- STATED PROBLEM -
Retype the whole listing, please, keeping every line exact and dropping the pictures.

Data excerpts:
● ● ● ● ● ● ●

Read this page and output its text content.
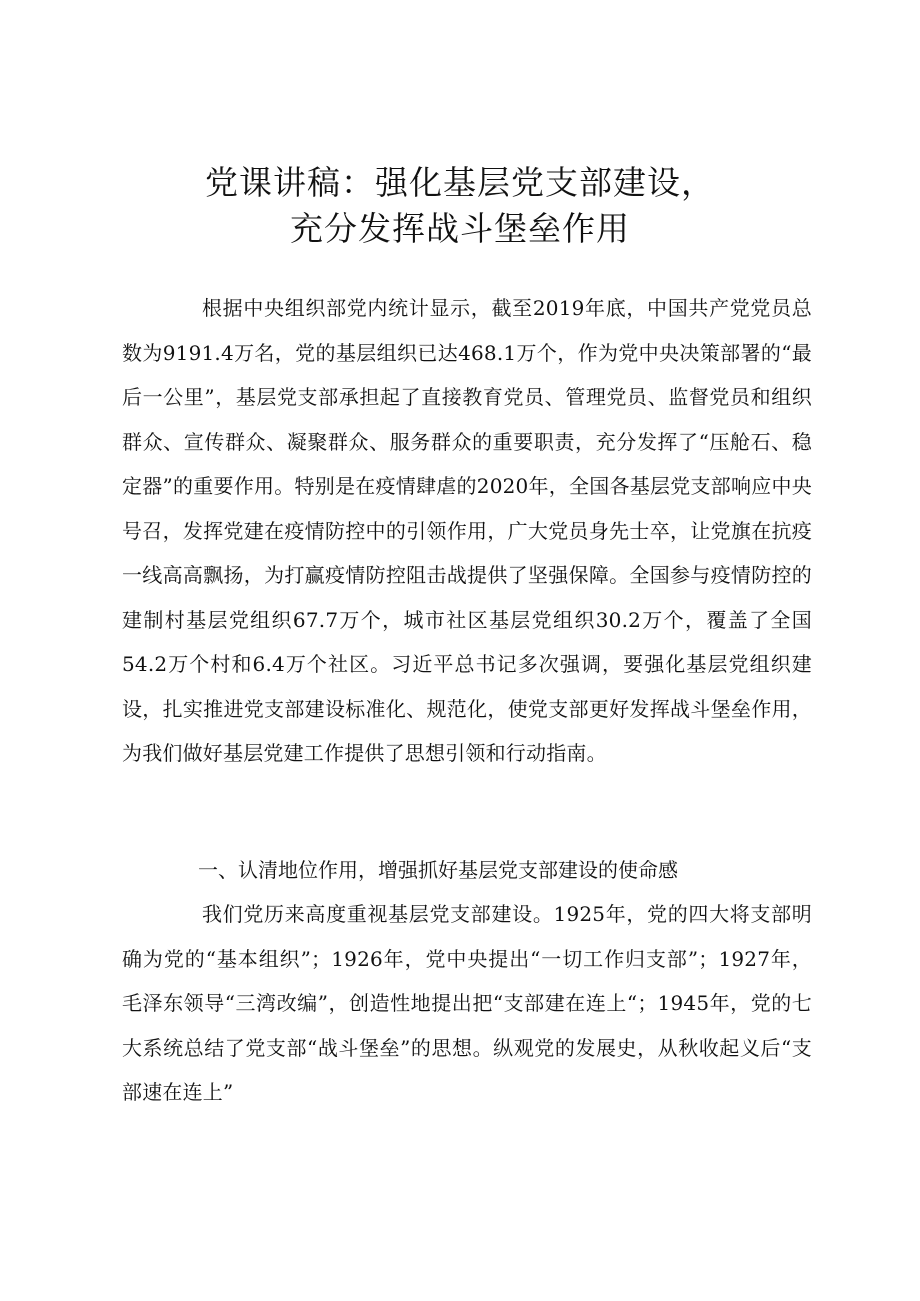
党课讲稿：强化基层党支部建设，
充分发挥战斗堡垒作用
根据中央组织部党内统计显示，截至2019年底，中国共产党党员总数为9191.4万名，党的基层组织已达468.1万个，作为党中央决策部署的“最后一公里”，基层党支部承担起了直接教育党员、管理党员、监督党员和组织群众、宣传群众、凝聚群众、服务群众的重要职责，充分发挥了“压舱石、稳定器”的重要作用。特别是在疫情肆虐的2020年，全国各基层党支部响应中央号召，发挥党建在疫情防控中的引领作用，广大党员身先士卒，让党旗在抗疫一线高高飘扬，为打赢疫情防控阻击战提供了坚强保障。全国参与疫情防控的建制村基层党组织67.7万个，城市社区基层党组织30.2万个，覆盖了全国54.2万个村和6.4万个社区。习近平总书记多次强调，要强化基层党组织建设，扎实推进党支部建设标准化、规范化，使党支部更好发挥战斗堡垒作用，为我们做好基层党建工作提供了思想引领和行动指南。
一、认清地位作用，增强抓好基层党支部建设的使命感
我们党历来高度重视基层党支部建设。1925年，党的四大将支部明确为党的“基本组织”；1926年，党中央提出“一切工作归支部”；1927年，毛泽东领导“三湾改编”，创造性地提出把“支部建在连上“；1945年，党的七大系统总结了党支部“战斗堡垒”的思想。纵观党的发展史，从秋收起义后“支部速在连上”
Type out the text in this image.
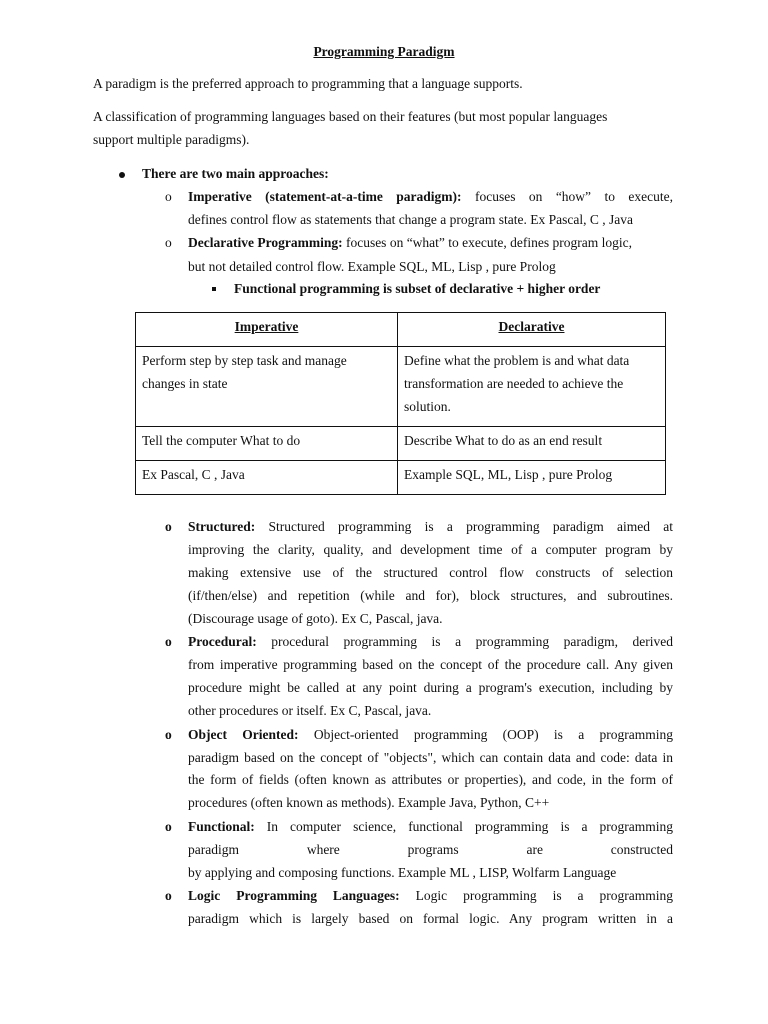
Programming Paradigm
A paradigm is the preferred approach to programming that a language supports.
A classification of programming languages based on their features (but most popular languages
support multiple paradigms).
There are two main approaches:
o Imperative (statement-at-a-time paradigm): focuses on “how” to execute,
defines control flow as statements that change a program state. Ex Pascal, C , Java
o Declarative Programming: focuses on “what” to execute, defines program logic,
but not detailed control flow. Example SQL, ML, Lisp , pure Prolog
Functional programming is subset of declarative + higher order
Imperative	Declarative
Perform step by step task and manage changes in state	Define what the problem is and what data transformation are needed to achieve the solution.
Tell the computer What to do	Describe What to do as an end result
Ex Pascal, C , Java	Example SQL, ML, Lisp , pure Prolog
o Structured: Structured programming is a programming paradigm aimed at
improving the clarity, quality, and development time of a computer program by
making extensive use of the structured control flow constructs of selection
(if/then/else) and repetition (while and for), block structures, and subroutines.
(Discourage usage of goto). Ex C, Pascal, java.
o Procedural: procedural programming is a programming paradigm, derived
from imperative programming based on the concept of the procedure call. Any given
procedure might be called at any point during a program's execution, including by
other procedures or itself. Ex C, Pascal, java.
o Object Oriented: Object-oriented programming (OOP) is a programming
paradigm based on the concept of "objects", which can contain data and code: data in
the form of fields (often known as attributes or properties), and code, in the form of
procedures (often known as methods). Example Java, Python, C++
o Functional: In computer science, functional programming is a programming
paradigm where programs are constructed
by applying and composing functions. Example ML , LISP, Wolfarm Language
o Logic Programming Languages: Logic programming is a programming
paradigm which is largely based on formal logic. Any program written in a
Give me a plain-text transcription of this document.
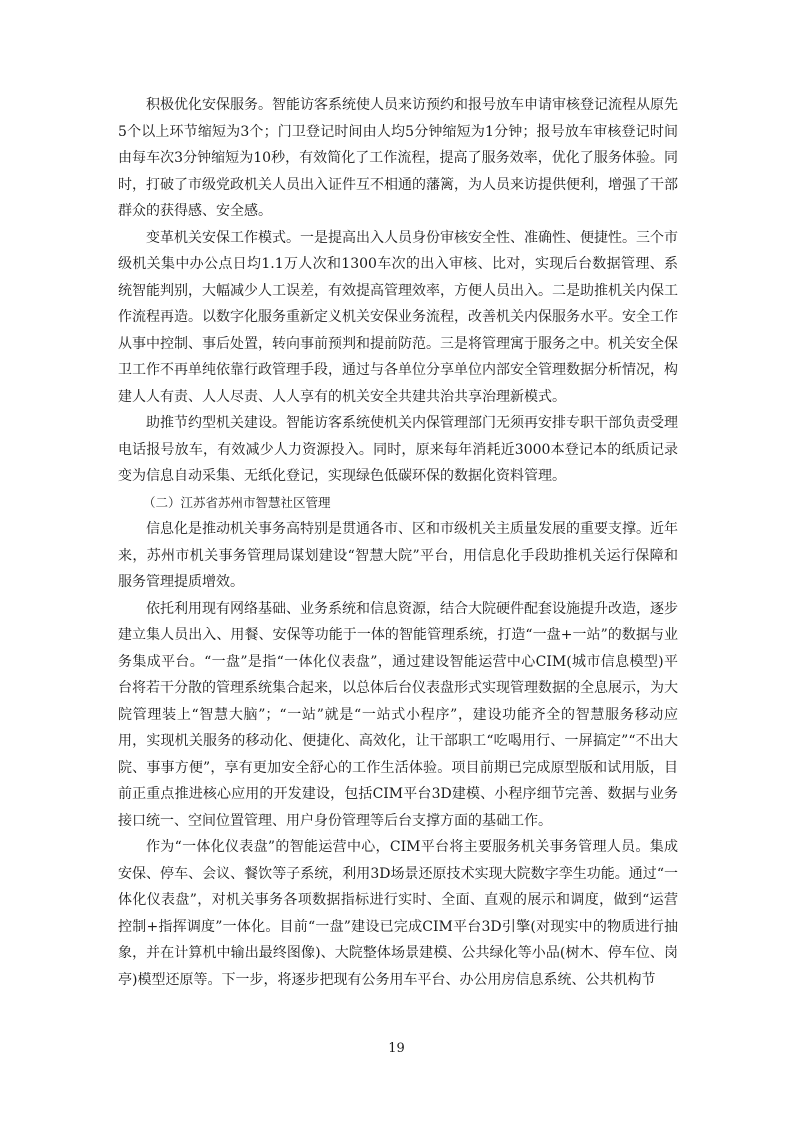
积极优化安保服务。智能访客系统使人员来访预约和报号放车申请审核登记流程从原先5个以上环节缩短为3个；门卫登记时间由人均5分钟缩短为1分钟；报号放车审核登记时间由每车次3分钟缩短为10秒，有效简化了工作流程，提高了服务效率，优化了服务体验。同时，打破了市级党政机关人员出入证件互不相通的藩篱，为人员来访提供便利，增强了干部群众的获得感、安全感。

变革机关安保工作模式。一是提高出入人员身份审核安全性、准确性、便捷性。三个市级机关集中办公点日均1.1万人次和1300车次的出入审核、比对，实现后台数据管理、系统智能判别，大幅减少人工误差，有效提高管理效率，方便人员出入。二是助推机关内保工作流程再造。以数字化服务重新定义机关安保业务流程，改善机关内保服务水平。安全工作从事中控制、事后处置，转向事前预判和提前防范。三是将管理寓于服务之中。机关安全保卫工作不再单纯依靠行政管理手段，通过与各单位分享单位内部安全管理数据分析情况，构建人人有责、人人尽责、人人享有的机关安全共建共治共享治理新模式。

助推节约型机关建设。智能访客系统使机关内保管理部门无须再安排专职干部负责受理电话报号放车，有效减少人力资源投入。同时，原来每年消耗近3000本登记本的纸质记录变为信息自动采集、无纸化登记，实现绿色低碳环保的数据化资料管理。

（二）江苏省苏州市智慧社区管理

信息化是推动机关事务高特别是贯通各市、区和市级机关主质量发展的重要支撑。近年来，苏州市机关事务管理局谋划建设“智慧大院”平台，用信息化手段助推机关运行保障和服务管理提质增效。

依托利用现有网络基础、业务系统和信息资源，结合大院硬件配套设施提升改造，逐步建立集人员出入、用餐、安保等功能于一体的智能管理系统，打造“一盘+一站”的数据与业务集成平台。“一盘”是指“一体化仪表盘”，通过建设智能运营中心CIM(城市信息模型)平台将若干分散的管理系统集合起来，以总体后台仪表盘形式实现管理数据的全息展示，为大院管理装上“智慧大脑”；“一站”就是“一站式小程序”，建设功能齐全的智慧服务移动应用，实现机关服务的移动化、便捷化、高效化，让干部职工“吃喝用行、一屏搞定”“不出大院、事事方便”，享有更加安全舒心的工作生活体验。项目前期已完成原型版和试用版，目前正重点推进核心应用的开发建设，包括CIM平台3D建模、小程序细节完善、数据与业务接口统一、空间位置管理、用户身份管理等后台支撑方面的基础工作。

作为“一体化仪表盘”的智能运营中心，CIM平台将主要服务机关事务管理人员。集成安保、停车、会议、餐饮等子系统，利用3D场景还原技术实现大院数字孪生功能。通过“一体化仪表盘”，对机关事务各项数据指标进行实时、全面、直观的展示和调度，做到“运营控制+指挥调度”一体化。目前“一盘”建设已完成CIM平台3D引擎(对现实中的物质进行抽象，并在计算机中输出最终图像)、大院整体场景建模、公共绿化等小品(树木、停车位、岗亭)模型还原等。下一步，将逐步把现有公务用车平台、办公用房信息系统、公共机构节

19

● ● ● ● ● ● ●

- FINISHED EXERCISE -
Read this page and output its text content.
党课讲稿：强化基层党支部建设，
充分发挥战斗堡垒作用
根据中央组织部党内统计显示，截至2019年底，中国共产党党员总数为9191.4万名，党的基层组织已达468.1万个，作为党中央决策部署的“最后一公里”，基层党支部承担起了直接教育党员、管理党员、监督党员和组织群众、宣传群众、凝聚群众、服务群众的重要职责，充分发挥了“压舱石、稳定器”的重要作用。特别是在疫情肆虐的2020年，全国各基层党支部响应中央号召，发挥党建在疫情防控中的引领作用，广大党员身先士卒，让党旗在抗疫一线高高飘扬，为打赢疫情防控阻击战提供了坚强保障。全国参与疫情防控的建制村基层党组织67.7万个，城市社区基层党组织30.2万个，覆盖了全国54.2万个村和6.4万个社区。习近平总书记多次强调，要强化基层党组织建设，扎实推进党支部建设标准化、规范化，使党支部更好发挥战斗堡垒作用，为我们做好基层党建工作提供了思想引领和行动指南。
一、认清地位作用，增强抓好基层党支部建设的使命感
我们党历来高度重视基层党支部建设。1925年，党的四大将支部明确为党的“基本组织”；1926年，党中央提出“一切工作归支部”；1927年，毛泽东领导“三湾改编”，创造性地提出把“支部建在连上“；1945年，党的七大系统总结了党支部“战斗堡垒”的思想。纵观党的发展史，从秋收起义后“支部速在连上”
Type out the text in this image.
Programming Paradigm
A paradigm is the preferred approach to programming that a language supports.
A classification of programming languages based on their features (but most popular languages
support multiple paradigms).
There are two main approaches:
o Imperative (statement-at-a-time paradigm): focuses on “how” to execute,
defines control flow as statements that change a program state. Ex Pascal, C , Java
o Declarative Programming: focuses on “what” to execute, defines program logic,
but not detailed control flow. Example SQL, ML, Lisp , pure Prolog
Functional programming is subset of declarative + higher order
Imperative	Declarative
Perform step by step task and manage changes in state	Define what the problem is and what data transformation are needed to achieve the solution.
Tell the computer What to do	Describe What to do as an end result
Ex Pascal, C , Java	Example SQL, ML, Lisp , pure Prolog
o Structured: Structured programming is a programming paradigm aimed at
improving the clarity, quality, and development time of a computer program by
making extensive use of the structured control flow constructs of selection
(if/then/else) and repetition (while and for), block structures, and subroutines.
(Discourage usage of goto). Ex C, Pascal, java.
o Procedural: procedural programming is a programming paradigm, derived
from imperative programming based on the concept of the procedure call. Any given
procedure might be called at any point during a program's execution, including by
other procedures or itself. Ex C, Pascal, java.
o Object Oriented: Object-oriented programming (OOP) is a programming
paradigm based on the concept of "objects", which can contain data and code: data in
the form of fields (often known as attributes or properties), and code, in the form of
procedures (often known as methods). Example Java, Python, C++
o Functional: In computer science, functional programming is a programming
paradigm where programs are constructed
by applying and composing functions. Example ML , LISP, Wolfarm Language
o Logic Programming Languages: Logic programming is a programming
paradigm which is largely based on formal logic. Any program written in a
Give me a plain-text transcription of this document.
积极优化安保服务。智能访客系统使人员来访预约和报号放车申请审核登记流程从原先5个以上环节缩短为3个；门卫登记时间由人均5分钟缩短为1分钟；报号放车审核登记时间由每车次3分钟缩短为10秒，有效简化了工作流程，提高了服务效率，优化了服务体验。同时，打破了市级党政机关人员出入证件互不相通的藩篱，为人员来访提供便利，增强了干部群众的获得感、安全感。

变革机关安保工作模式。一是提高出入人员身份审核安全性、准确性、便捷性。三个市级机关集中办公点日均1.1万人次和1300车次的出入审核、比对，实现后台数据管理、系统智能判别，大幅减少人工误差，有效提高管理效率，方便人员出入。二是助推机关内保工作流程再造。以数字化服务重新定义机关安保业务流程，改善机关内保服务水平。安全工作从事中控制、事后处置，转向事前预判和提前防范。三是将管理寓于服务之中。机关安全保卫工作不再单纯依靠行政管理手段，通过与各单位分享单位内部安全管理数据分析情况，构建人人有责、人人尽责、人人享有的机关安全共建共治共享治理新模式。

助推节约型机关建设。智能访客系统使机关内保管理部门无须再安排专职干部负责受理电话报号放车，有效减少人力资源投入。同时，原来每年消耗近3000本登记本的纸质记录变为信息自动采集、无纸化登记，实现绿色低碳环保的数据化资料管理。

（二）江苏省苏州市智慧社区管理

信息化是推动机关事务高特别是贯通各市、区和市级机关主质量发展的重要支撑。近年来，苏州市机关事务管理局谋划建设“智慧大院”平台，用信息化手段助推机关运行保障和服务管理提质增效。

依托利用现有网络基础、业务系统和信息资源，结合大院硬件配套设施提升改造，逐步建立集人员出入、用餐、安保等功能于一体的智能管理系统，打造“一盘+一站”的数据与业务集成平台。“一盘”是指“一体化仪表盘”，通过建设智能运营中心CIM(城市信息模型)平台将若干分散的管理系统集合起来，以总体后台仪表盘形式实现管理数据的全息展示，为大院管理装上“智慧大脑”；“一站”就是“一站式小程序”，建设功能齐全的智慧服务移动应用，实现机关服务的移动化、便捷化、高效化，让干部职工“吃喝用行、一屏搞定”“不出大院、事事方便”，享有更加安全舒心的工作生活体验。项目前期已完成原型版和试用版，目前正重点推进核心应用的开发建设，包括CIM平台3D建模、小程序细节完善、数据与业务接口统一、空间位置管理、用户身份管理等后台支撑方面的基础工作。

作为“一体化仪表盘”的智能运营中心，CIM平台将主要服务机关事务管理人员。集成安保、停车、会议、餐饮等子系统，利用3D场景还原技术实现大院数字孪生功能。通过“一体化仪表盘”，对机关事务各项数据指标进行实时、全面、直观的展示和调度，做到“运营控制+指挥调度”一体化。目前“一盘”建设已完成CIM平台3D引擎(对现实中的物质进行抽象，并在计算机中输出最终图像)、大院整体场景建模、公共绿化等小品(树木、停车位、岗亭)模型还原等。下一步，将逐步把现有公务用车平台、办公用房信息系统、公共机构节

19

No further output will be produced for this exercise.